▸ Written exercise: Search the material below for the word "text" and copy every line in which it occurs.

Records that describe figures
▼▼▼
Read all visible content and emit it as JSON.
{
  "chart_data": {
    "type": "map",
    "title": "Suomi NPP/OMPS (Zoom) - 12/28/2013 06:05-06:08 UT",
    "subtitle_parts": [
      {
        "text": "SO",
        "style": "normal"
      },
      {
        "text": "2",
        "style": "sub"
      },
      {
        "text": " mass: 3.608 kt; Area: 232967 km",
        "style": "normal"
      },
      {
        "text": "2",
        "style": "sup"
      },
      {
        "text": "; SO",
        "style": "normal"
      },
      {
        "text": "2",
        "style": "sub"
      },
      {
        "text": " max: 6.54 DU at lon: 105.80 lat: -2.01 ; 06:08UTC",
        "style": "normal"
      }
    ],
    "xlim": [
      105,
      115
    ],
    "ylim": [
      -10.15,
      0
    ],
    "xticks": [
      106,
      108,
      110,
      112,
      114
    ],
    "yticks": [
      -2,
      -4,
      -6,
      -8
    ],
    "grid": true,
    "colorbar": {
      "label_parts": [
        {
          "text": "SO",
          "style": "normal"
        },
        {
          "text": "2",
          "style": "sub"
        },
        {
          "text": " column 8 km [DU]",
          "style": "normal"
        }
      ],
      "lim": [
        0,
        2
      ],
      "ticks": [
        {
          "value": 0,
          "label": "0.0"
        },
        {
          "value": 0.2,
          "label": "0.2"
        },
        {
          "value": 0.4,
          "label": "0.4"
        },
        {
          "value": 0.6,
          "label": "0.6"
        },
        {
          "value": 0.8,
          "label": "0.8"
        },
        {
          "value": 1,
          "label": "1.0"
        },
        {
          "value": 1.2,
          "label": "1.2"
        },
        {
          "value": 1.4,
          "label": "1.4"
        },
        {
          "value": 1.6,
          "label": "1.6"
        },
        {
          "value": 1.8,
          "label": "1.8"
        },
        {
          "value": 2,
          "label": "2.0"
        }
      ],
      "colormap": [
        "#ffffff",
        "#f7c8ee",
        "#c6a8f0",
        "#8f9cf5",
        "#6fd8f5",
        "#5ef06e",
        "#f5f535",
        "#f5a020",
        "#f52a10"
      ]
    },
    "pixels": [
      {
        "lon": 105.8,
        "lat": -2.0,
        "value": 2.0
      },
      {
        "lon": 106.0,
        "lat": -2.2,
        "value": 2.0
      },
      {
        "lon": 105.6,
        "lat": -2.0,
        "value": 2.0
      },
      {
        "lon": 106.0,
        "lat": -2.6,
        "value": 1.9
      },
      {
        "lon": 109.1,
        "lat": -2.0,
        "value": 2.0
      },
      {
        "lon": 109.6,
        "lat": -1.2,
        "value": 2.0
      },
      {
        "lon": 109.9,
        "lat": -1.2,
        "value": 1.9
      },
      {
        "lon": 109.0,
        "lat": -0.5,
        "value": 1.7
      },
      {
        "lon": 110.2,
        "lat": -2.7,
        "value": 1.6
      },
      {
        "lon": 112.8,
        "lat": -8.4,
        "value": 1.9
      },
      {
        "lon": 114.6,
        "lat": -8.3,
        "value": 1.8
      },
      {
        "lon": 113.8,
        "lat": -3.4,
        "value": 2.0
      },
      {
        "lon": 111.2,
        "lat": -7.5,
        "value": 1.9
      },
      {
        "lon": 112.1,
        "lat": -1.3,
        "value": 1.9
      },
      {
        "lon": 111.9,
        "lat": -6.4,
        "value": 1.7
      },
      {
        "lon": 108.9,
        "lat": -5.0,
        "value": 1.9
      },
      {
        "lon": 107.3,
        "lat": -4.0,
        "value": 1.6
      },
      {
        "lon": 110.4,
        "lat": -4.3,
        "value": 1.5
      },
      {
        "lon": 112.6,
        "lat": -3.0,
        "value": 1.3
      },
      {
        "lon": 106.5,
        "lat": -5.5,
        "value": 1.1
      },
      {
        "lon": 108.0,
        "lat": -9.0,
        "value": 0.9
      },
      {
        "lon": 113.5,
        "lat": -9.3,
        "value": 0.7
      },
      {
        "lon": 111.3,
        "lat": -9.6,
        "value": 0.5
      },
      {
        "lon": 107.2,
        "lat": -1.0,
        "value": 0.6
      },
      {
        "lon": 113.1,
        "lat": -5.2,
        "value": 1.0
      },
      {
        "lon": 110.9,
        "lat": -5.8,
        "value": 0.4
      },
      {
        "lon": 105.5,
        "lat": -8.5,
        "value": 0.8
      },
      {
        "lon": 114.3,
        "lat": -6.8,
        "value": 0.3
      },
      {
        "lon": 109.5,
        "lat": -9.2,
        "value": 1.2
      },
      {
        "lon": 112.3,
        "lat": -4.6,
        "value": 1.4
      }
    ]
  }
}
▲▲▲
▸ Finished answer:
        "text": "SO",
        "text": "2",
        "text": " mass: 3.608 kt; Area: 232967 km",
        "text": "2",
        "text": "; SO",
        "text": "2",
        "text": " max: 6.54 DU at lon: 105.80 lat: -2.01 ; 06:08UTC",
          "text": "SO",
          "text": "2",
          "text": " column 8 km [DU]",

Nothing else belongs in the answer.